◆ Aim of the task:
Every line that holds "periodo" should be shown.

Dataset records:
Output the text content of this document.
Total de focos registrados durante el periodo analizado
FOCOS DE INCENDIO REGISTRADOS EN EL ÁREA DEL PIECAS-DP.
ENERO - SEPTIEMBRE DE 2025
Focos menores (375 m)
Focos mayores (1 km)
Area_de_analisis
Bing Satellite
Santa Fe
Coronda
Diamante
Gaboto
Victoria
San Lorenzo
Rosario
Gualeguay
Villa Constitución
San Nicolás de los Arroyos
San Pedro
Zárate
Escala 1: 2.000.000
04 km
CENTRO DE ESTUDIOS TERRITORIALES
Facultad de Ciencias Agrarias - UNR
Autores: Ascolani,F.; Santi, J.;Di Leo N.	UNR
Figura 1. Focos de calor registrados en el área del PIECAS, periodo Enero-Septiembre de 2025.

◆ Written response:
Total de focos registrados durante el periodo analizado
Figura 1. Focos de calor registrados en el área del PIECAS, periodo Enero-Septiembre de 2025.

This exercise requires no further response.